Your goal:
Here are records with pictures in them. Copy all of them exactly and leave the pictures out.

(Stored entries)
◆ ◆ ◆ ◆ ◆ ◆ ◆

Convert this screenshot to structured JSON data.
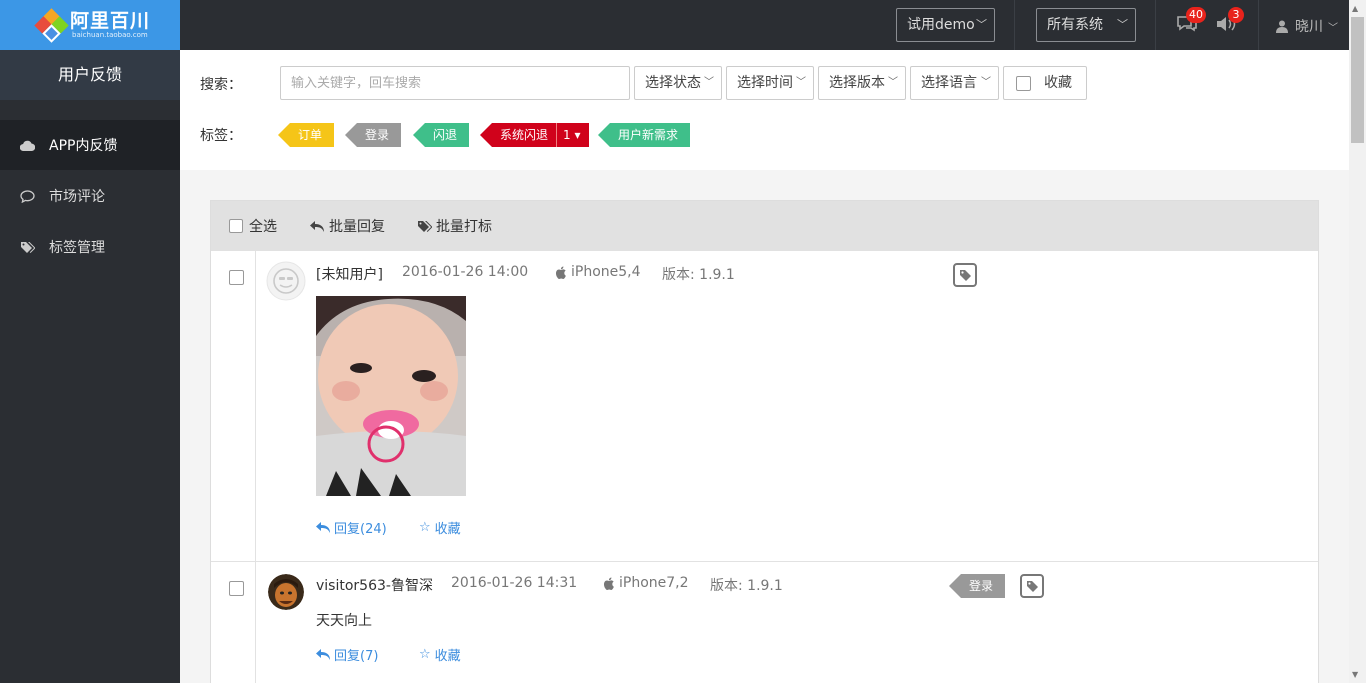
{
  "brand": {
    "name": "阿里百川",
    "domain": "baichuan.taobao.com"
  },
  "topbar": {
    "app_select": "试用demo",
    "system_select": "所有系统",
    "messages_count": "40",
    "notifications_count": "3",
    "user_name": "晓川"
  },
  "sidebar": {
    "title": "用户反馈",
    "items": [
      {
        "label": "APP内反馈",
        "icon": "cloud-icon",
        "active": true
      },
      {
        "label": "市场评论",
        "icon": "comment-icon",
        "active": false
      },
      {
        "label": "标签管理",
        "icon": "tags-icon",
        "active": false
      }
    ]
  },
  "filter": {
    "search_label": "搜索：",
    "search_placeholder": "输入关键字，回车搜索",
    "status_select": "选择状态",
    "time_select": "选择时间",
    "version_select": "选择版本",
    "language_select": "选择语言",
    "favorite_label": "收藏",
    "tags_label": "标签：",
    "tags": [
      {
        "label": "订单",
        "color": "#f5c518",
        "text_color": "#ffffff"
      },
      {
        "label": "登录",
        "color": "#999999",
        "text_color": "#ffffff"
      },
      {
        "label": "闪退",
        "color": "#3fbf8a",
        "text_color": "#ffffff"
      },
      {
        "label": "系统闪退",
        "color": "#d0021b",
        "text_color": "#ffffff",
        "count": "1"
      },
      {
        "label": "用户新需求",
        "color": "#3fbf8a",
        "text_color": "#ffffff"
      }
    ]
  },
  "toolbar": {
    "select_all": "全选",
    "batch_reply": "批量回复",
    "batch_tag": "批量打标"
  },
  "feedbacks": [
    {
      "user": "[未知用户]",
      "time": "2016-01-26 14:00",
      "device": "iPhone5,4",
      "version": "版本: 1.9.1",
      "reply": "回复(24)",
      "favorite": "收藏"
    },
    {
      "user": "visitor563-鲁智深",
      "time": "2016-01-26 14:31",
      "device": "iPhone7,2",
      "version": "版本: 1.9.1",
      "content": "天天向上",
      "tag": "登录",
      "reply": "回复(7)",
      "favorite": "收藏"
    }
  ]
}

◆ ◆ ◆ ◆ ◆ ◆ ◆

The answer:
Convert this screenshot to structured JSON data.
{
  "brand": {
    "name": "阿里百川",
    "domain": "baichuan.taobao.com"
  },
  "topbar": {
    "app_select": "试用demo",
    "system_select": "所有系统",
    "messages_count": "40",
    "notifications_count": "3",
    "user_name": "晓川"
  },
  "sidebar": {
    "title": "用户反馈",
    "items": [
      {
        "label": "APP内反馈",
        "icon": "cloud-icon",
        "active": true
      },
      {
        "label": "市场评论",
        "icon": "comment-icon",
        "active": false
      },
      {
        "label": "标签管理",
        "icon": "tags-icon",
        "active": false
      }
    ]
  },
  "filter": {
    "search_label": "搜索：",
    "search_placeholder": "输入关键字，回车搜索",
    "status_select": "选择状态",
    "time_select": "选择时间",
    "version_select": "选择版本",
    "language_select": "选择语言",
    "favorite_label": "收藏",
    "tags_label": "标签：",
    "tags": [
      {
        "label": "订单",
        "color": "#f5c518",
        "text_color": "#ffffff"
      },
      {
        "label": "登录",
        "color": "#999999",
        "text_color": "#ffffff"
      },
      {
        "label": "闪退",
        "color": "#3fbf8a",
        "text_color": "#ffffff"
      },
      {
        "label": "系统闪退",
        "color": "#d0021b",
        "text_color": "#ffffff",
        "count": "1"
      },
      {
        "label": "用户新需求",
        "color": "#3fbf8a",
        "text_color": "#ffffff"
      }
    ]
  },
  "toolbar": {
    "select_all": "全选",
    "batch_reply": "批量回复",
    "batch_tag": "批量打标"
  },
  "feedbacks": [
    {
      "user": "[未知用户]",
      "time": "2016-01-26 14:00",
      "device": "iPhone5,4",
      "version": "版本: 1.9.1",
      "reply": "回复(24)",
      "favorite": "收藏"
    },
    {
      "user": "visitor563-鲁智深",
      "time": "2016-01-26 14:31",
      "device": "iPhone7,2",
      "version": "版本: 1.9.1",
      "content": "天天向上",
      "tag": "登录",
      "reply": "回复(7)",
      "favorite": "收藏"
    }
  ]
}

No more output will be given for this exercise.